• **REQUEST**
Among the entries below, find the lines with "реквизиты" and copy them.
**********
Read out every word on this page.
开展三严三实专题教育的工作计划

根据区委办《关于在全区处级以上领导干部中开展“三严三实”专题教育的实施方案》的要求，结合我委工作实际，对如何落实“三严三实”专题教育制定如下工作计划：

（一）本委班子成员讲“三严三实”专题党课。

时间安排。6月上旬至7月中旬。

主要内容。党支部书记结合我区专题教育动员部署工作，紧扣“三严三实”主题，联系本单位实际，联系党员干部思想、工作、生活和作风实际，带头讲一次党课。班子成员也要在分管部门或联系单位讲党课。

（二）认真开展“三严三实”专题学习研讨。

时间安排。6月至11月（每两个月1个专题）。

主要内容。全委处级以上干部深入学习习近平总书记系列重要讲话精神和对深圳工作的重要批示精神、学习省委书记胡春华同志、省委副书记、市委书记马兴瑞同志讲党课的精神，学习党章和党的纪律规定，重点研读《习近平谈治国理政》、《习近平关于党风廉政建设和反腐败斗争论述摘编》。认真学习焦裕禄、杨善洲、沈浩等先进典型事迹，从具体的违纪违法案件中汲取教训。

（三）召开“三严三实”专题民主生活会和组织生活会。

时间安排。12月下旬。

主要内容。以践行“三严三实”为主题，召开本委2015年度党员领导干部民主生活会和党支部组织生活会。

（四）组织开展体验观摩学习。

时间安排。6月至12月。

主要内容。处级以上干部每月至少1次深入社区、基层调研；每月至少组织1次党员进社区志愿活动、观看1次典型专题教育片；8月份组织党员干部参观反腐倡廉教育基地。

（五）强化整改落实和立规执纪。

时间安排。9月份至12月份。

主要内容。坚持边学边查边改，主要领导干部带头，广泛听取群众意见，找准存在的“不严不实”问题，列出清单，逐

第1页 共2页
**********
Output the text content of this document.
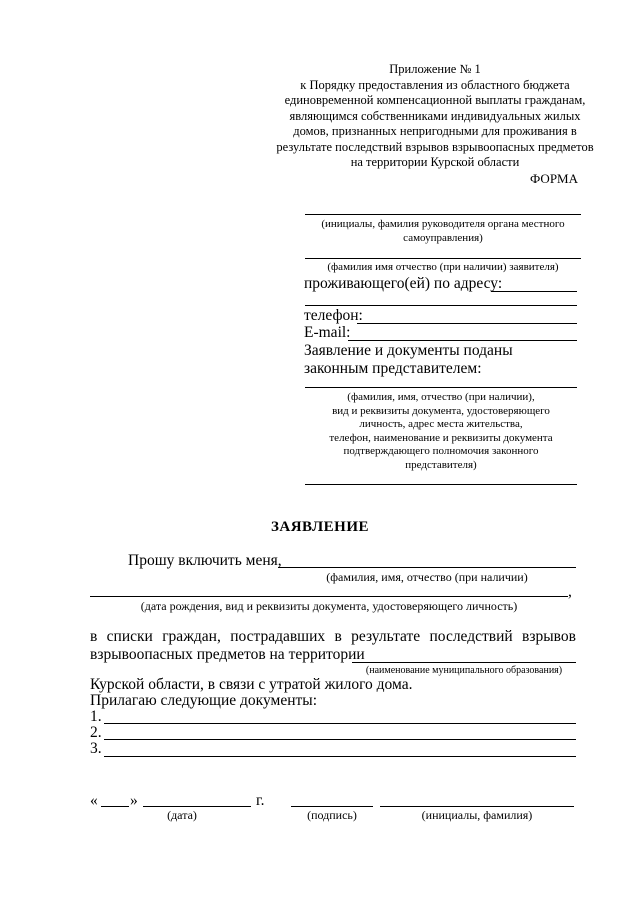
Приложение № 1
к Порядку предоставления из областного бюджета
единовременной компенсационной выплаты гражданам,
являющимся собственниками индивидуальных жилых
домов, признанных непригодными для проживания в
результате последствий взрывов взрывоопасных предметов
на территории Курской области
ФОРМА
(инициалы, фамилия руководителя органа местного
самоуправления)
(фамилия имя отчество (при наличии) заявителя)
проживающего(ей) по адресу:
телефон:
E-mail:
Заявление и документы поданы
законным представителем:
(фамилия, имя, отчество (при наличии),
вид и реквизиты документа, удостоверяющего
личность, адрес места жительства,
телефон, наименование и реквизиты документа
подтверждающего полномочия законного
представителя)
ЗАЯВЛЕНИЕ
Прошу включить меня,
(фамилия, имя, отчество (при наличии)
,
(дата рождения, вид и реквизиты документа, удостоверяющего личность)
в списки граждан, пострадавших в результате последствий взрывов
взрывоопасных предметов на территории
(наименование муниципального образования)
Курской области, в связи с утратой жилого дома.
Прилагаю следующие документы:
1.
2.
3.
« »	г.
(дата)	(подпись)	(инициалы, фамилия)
**********
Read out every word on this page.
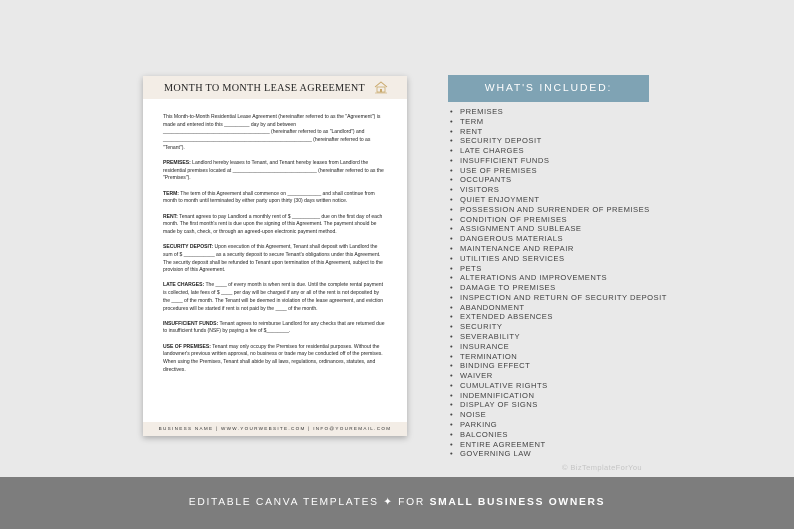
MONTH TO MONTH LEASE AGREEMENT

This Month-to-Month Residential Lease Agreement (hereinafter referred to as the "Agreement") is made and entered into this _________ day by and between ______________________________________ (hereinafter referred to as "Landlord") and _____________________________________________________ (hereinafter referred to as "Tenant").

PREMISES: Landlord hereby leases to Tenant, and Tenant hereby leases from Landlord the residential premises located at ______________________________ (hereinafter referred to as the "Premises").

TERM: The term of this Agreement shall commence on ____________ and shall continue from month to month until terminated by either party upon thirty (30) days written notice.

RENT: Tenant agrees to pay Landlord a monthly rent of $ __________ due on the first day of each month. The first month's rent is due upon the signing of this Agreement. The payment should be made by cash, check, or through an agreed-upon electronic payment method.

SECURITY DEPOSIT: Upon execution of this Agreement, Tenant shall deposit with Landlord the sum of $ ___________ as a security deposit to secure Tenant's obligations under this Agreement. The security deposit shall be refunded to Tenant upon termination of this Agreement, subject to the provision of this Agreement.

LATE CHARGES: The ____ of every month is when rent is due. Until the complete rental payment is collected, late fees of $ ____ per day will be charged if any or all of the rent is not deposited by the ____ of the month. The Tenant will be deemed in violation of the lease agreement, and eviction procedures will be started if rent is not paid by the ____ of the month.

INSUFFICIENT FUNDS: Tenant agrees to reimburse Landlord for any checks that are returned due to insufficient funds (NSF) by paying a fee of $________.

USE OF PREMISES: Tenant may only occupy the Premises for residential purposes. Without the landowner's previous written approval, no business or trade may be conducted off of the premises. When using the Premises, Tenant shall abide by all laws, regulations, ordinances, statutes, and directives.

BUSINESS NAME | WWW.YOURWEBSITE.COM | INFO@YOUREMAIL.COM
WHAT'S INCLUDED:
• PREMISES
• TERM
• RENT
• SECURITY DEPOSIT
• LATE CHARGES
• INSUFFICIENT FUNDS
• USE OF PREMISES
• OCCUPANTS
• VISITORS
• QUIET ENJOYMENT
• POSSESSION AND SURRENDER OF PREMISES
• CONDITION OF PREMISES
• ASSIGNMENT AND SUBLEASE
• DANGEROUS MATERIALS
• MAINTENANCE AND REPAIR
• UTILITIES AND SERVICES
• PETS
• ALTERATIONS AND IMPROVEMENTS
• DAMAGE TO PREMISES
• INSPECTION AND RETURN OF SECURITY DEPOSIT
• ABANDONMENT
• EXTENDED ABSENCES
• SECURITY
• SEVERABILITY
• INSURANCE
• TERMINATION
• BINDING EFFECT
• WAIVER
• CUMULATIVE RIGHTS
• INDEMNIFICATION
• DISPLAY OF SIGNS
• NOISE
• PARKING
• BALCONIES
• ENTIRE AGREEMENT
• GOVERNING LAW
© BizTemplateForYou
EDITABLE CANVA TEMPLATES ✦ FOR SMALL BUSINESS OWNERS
**********
• **CORRECT RESULT**
вид и реквизиты документа, удостоверяющего
телефон, наименование и реквизиты документа
(дата рождения, вид и реквизиты документа, удостоверяющего личность)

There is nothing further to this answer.